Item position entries
········

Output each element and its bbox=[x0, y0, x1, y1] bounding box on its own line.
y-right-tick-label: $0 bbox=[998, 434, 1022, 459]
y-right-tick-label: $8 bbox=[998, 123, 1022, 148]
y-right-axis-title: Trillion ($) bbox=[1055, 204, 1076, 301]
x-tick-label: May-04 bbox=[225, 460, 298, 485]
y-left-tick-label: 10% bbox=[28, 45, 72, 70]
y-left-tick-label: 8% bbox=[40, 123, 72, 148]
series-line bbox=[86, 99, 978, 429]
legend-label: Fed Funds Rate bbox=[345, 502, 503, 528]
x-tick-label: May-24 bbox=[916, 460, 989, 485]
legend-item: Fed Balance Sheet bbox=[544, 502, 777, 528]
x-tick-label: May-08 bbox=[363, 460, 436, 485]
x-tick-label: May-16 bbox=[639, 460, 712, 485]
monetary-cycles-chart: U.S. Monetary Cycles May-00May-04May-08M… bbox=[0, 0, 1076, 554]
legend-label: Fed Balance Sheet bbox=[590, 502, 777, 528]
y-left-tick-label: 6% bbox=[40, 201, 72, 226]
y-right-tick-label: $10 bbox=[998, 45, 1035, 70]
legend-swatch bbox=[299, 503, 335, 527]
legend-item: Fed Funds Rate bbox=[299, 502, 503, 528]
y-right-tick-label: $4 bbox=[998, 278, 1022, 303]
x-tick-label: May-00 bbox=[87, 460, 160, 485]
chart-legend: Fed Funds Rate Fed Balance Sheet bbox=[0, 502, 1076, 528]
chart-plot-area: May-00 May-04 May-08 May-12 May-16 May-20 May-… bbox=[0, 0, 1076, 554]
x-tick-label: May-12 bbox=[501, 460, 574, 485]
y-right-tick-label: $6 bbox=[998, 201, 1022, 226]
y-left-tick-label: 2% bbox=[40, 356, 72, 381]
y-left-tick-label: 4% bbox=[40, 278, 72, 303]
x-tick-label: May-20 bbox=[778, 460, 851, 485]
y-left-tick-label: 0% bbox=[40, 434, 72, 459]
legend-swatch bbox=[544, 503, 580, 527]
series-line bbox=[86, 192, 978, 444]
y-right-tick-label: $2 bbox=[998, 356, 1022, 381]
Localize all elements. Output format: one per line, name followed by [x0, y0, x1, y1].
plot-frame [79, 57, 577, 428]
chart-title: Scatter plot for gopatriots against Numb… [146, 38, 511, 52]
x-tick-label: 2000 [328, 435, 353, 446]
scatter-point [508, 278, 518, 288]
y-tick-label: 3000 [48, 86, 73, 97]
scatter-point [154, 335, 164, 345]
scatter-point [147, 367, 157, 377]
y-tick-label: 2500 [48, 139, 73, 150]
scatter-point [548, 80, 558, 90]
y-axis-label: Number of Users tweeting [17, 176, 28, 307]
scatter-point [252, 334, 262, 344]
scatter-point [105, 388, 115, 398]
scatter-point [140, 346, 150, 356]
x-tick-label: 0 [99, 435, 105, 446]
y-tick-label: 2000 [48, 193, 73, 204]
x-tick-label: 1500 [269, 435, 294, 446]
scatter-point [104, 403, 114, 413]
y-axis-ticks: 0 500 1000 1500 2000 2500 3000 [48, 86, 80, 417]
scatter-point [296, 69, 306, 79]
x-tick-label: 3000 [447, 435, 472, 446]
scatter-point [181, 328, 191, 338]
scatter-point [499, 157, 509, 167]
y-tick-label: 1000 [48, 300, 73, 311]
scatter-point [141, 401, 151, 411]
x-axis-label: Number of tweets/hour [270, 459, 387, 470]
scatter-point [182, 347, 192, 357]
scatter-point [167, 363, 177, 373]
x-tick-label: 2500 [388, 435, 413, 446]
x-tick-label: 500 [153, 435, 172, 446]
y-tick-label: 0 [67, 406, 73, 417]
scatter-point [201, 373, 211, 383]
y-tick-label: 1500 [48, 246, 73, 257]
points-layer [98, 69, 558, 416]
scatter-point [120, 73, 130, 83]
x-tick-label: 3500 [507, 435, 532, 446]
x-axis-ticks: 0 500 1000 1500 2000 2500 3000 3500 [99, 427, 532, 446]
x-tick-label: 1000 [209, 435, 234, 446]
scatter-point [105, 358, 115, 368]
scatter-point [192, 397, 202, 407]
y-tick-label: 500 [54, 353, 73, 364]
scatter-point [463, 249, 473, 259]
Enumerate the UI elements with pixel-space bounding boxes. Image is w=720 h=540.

········

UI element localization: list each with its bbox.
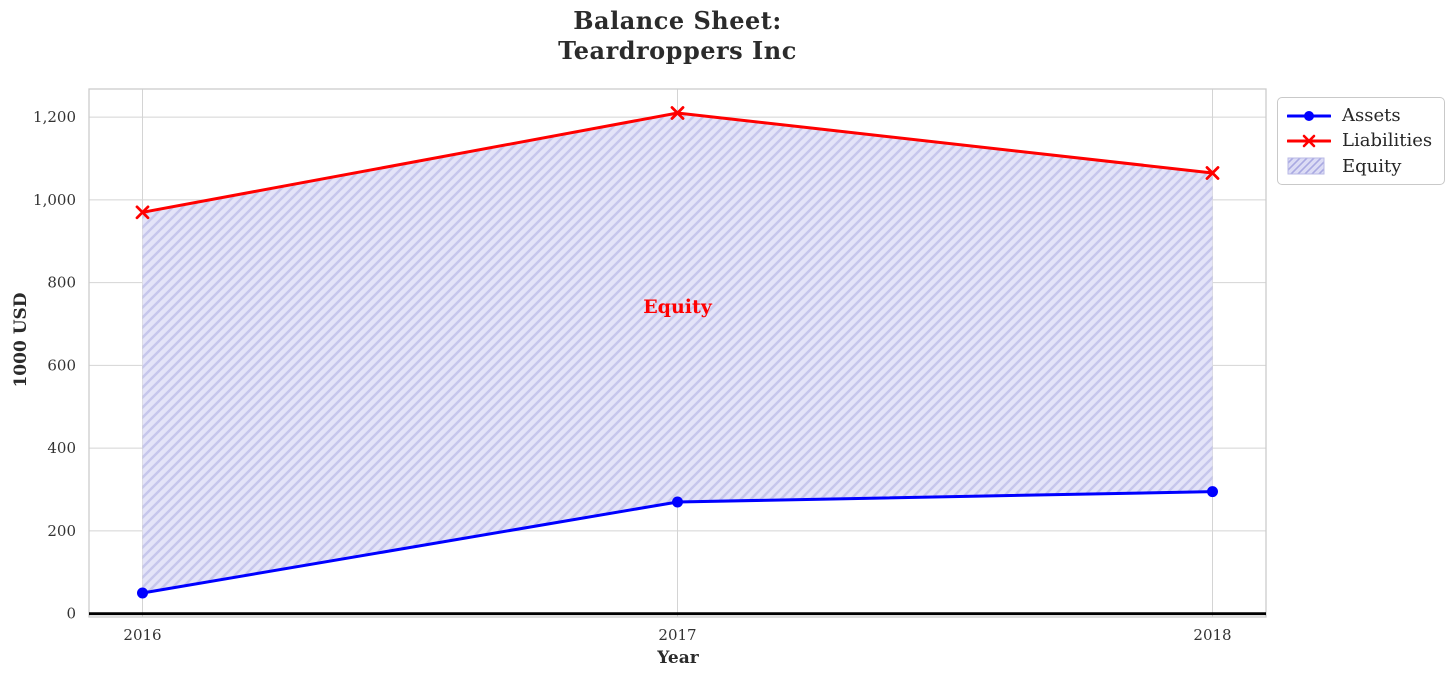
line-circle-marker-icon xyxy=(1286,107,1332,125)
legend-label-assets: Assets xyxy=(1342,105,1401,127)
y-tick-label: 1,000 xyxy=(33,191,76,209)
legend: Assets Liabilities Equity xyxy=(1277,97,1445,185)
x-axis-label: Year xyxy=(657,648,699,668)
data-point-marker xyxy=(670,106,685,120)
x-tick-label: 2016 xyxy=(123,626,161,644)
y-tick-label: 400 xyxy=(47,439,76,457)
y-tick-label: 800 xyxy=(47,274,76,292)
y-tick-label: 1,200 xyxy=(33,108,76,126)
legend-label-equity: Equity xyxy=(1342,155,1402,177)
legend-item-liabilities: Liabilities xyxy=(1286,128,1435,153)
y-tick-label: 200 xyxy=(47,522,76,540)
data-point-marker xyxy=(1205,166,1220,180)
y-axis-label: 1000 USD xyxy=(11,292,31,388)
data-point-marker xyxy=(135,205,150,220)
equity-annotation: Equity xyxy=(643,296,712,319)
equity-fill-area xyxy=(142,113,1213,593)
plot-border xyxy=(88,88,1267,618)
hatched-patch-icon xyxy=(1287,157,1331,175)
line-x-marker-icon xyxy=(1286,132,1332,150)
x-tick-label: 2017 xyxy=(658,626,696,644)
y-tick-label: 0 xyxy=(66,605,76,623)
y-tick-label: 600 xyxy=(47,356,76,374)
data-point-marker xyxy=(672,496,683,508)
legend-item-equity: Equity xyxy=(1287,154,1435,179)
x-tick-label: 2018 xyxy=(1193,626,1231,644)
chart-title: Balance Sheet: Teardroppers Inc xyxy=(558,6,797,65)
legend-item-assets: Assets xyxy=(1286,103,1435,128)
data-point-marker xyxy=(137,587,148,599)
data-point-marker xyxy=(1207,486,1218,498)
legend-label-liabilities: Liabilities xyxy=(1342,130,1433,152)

········

### REQUEST:
Copy the lines between the line holding "Output each element" and the line holding "y-right-axis-title: Trillion ($)", inclusive, reproducing them without any change.

### SOLUTION FOR THIS TASK:
Output each element and its bbox=[x0, y0, x1, y1] bounding box on its own line.
y-right-tick-label: $0 bbox=[998, 434, 1022, 459]
y-right-tick-label: $8 bbox=[998, 123, 1022, 148]
y-right-axis-title: Trillion ($) bbox=[1055, 204, 1076, 301]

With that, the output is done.